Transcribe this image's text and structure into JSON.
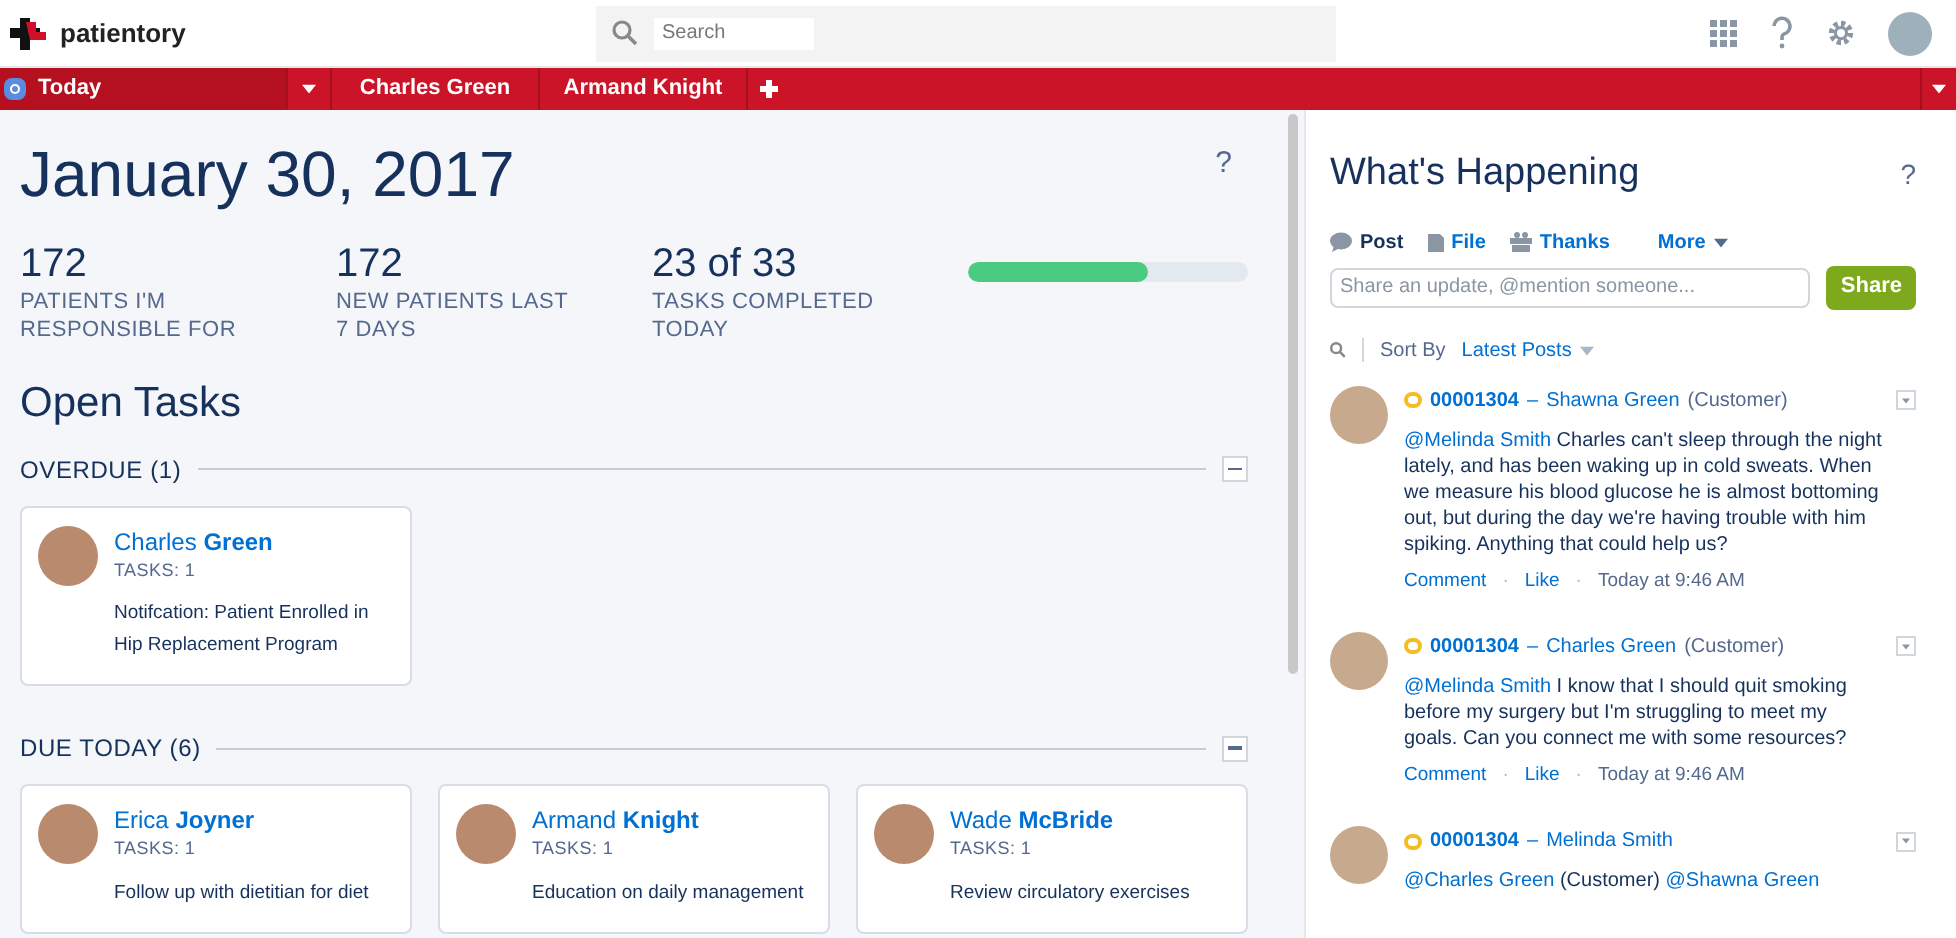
{
  "header": {
    "logo": "patientory",
    "search": {
      "placeholder": "Search"
    }
  },
  "tabs": [
    {
      "label": "Today",
      "selected": true,
      "kind": "home"
    },
    {
      "label": "Charles Green",
      "selected": false,
      "kind": "record"
    },
    {
      "label": "Armand Knight",
      "selected": false,
      "kind": "record"
    }
  ],
  "main": {
    "date": "January 30, 2017",
    "help": "?",
    "stats": [
      {
        "value": "172",
        "label": "PATIENTS I'M RESPONSIBLE FOR"
      },
      {
        "value": "172",
        "label": "NEW PATIENTS LAST 7 DAYS"
      },
      {
        "value": "23 of 33",
        "label": "TASKS COMPLETED TODAY",
        "level": 0.64
      }
    ],
    "open_tasks_title": "Open Tasks",
    "groups": [
      {
        "title": "OVERDUE (1)",
        "expanded": true,
        "cards": [
          {
            "name": "Charles **Green**",
            "tasks": "TASKS: 1",
            "note": "Notifcation: Patient Enrolled in Hip Replacement Program"
          }
        ]
      },
      {
        "title": "DUE TODAY (6)",
        "expanded": true,
        "cards": [
          {
            "name": "Erica **Joyner**",
            "tasks": "TASKS: 1",
            "note": "Follow up with dietitian for diet"
          },
          {
            "name": "Armand **Knight**",
            "tasks": "TASKS: 1",
            "note": "Education on daily management"
          },
          {
            "name": "Wade **McBride**",
            "tasks": "TASKS: 1",
            "note": "Review circulatory exercises"
          }
        ]
      }
    ]
  },
  "feed": {
    "title": "What's Happening",
    "help": "?",
    "publisher_tabs": [
      {
        "label": "Post",
        "selected": true,
        "kind": "post"
      },
      {
        "label": "File",
        "selected": false,
        "kind": "file"
      },
      {
        "label": "Thanks",
        "selected": false,
        "kind": "thanks"
      },
      {
        "label": "More",
        "selected": false,
        "kind": "more"
      }
    ],
    "input": {
      "placeholder": "Share an update, @mention someone..."
    },
    "share": "Share",
    "sort_label": "Sort By",
    "sort_value": "Latest Posts",
    "posts": [
      {
        "case": "00001304",
        "dash": "–",
        "author": "Shawna Green",
        "role": "(Customer)",
        "dots": [
          "·",
          "·"
        ],
        "body": [
          {
            "kind": "mention",
            "text": "@Melinda Smith"
          },
          {
            "kind": "text",
            "text": "Charles can't sleep through the night lately, and has been waking up in cold sweats. When we measure his blood glucose he is almost bottoming out, but during the day we're having trouble with him spiking. Anything that could help us?"
          }
        ],
        "actions": [
          "Comment",
          "Like"
        ],
        "time": "Today at 9:46 AM"
      },
      {
        "case": "00001304",
        "dash": "–",
        "author": "Charles Green",
        "role": "(Customer)",
        "dots": [
          "·",
          "·"
        ],
        "body": [
          {
            "kind": "mention",
            "text": "@Melinda Smith"
          },
          {
            "kind": "text",
            "text": "I know that I should quit smoking before my surgery but I'm struggling to meet my goals. Can you connect me with some resources?"
          }
        ],
        "actions": [
          "Comment",
          "Like"
        ],
        "time": "Today at 9:46 AM"
      },
      {
        "case": "00001304",
        "dash": "–",
        "author": "Melinda Smith",
        "body": [
          {
            "kind": "mention",
            "text": "@Charles Green"
          },
          {
            "kind": "text",
            "text": "(Customer)"
          },
          {
            "kind": "mention",
            "text": "@Shawna Green"
          }
        ]
      }
    ]
  }
}
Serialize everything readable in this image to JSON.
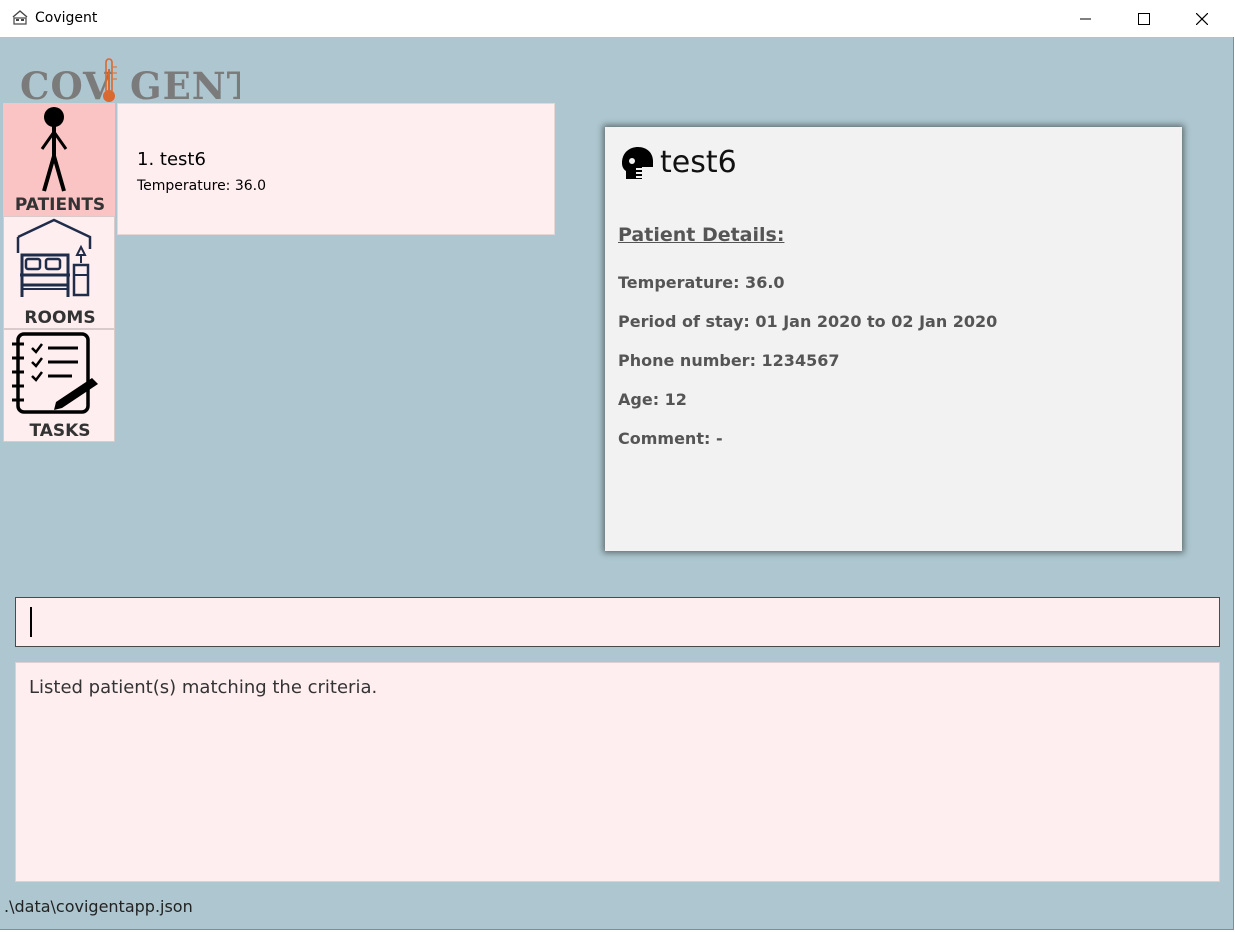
{
  "window": {
    "title": "Covigent"
  },
  "logo": {
    "text": "COVIGENT"
  },
  "nav": {
    "patients_label": "PATIENTS",
    "rooms_label": "ROOMS",
    "tasks_label": "TASKS",
    "active": "patients",
    "active_color": "#fbc4c4"
  },
  "patient_list": [
    {
      "index_name": "1.  test6",
      "temperature": "Temperature: 36.0"
    }
  ],
  "detail": {
    "name": "test6",
    "heading": "Patient Details:",
    "temperature": "Temperature: 36.0",
    "period": "Period of stay: 01 Jan 2020 to 02 Jan 2020",
    "phone": "Phone number: 1234567",
    "age": "Age: 12",
    "comment": "Comment: -"
  },
  "command": {
    "value": ""
  },
  "result": {
    "text": "Listed patient(s) matching the criteria."
  },
  "status": {
    "file_path": ".\\data\\covigentapp.json"
  },
  "colors": {
    "background": "#adc6cf",
    "card": "#ffeef0",
    "detail_panel": "#f2f2f2",
    "logo": "#7b7b7b",
    "thermometer": "#d9692e"
  }
}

=-=-=

## What the exercise asks
Scan the entries for lines holding the string "Green", then copy every one of them.

## Answer to the problem
      "label": "Charles Green",
            "name": "Charles **Green**",
        "author": "Shawna Green",
        "author": "Charles Green",
            "text": "@Charles Green"
            "text": "@Shawna Green"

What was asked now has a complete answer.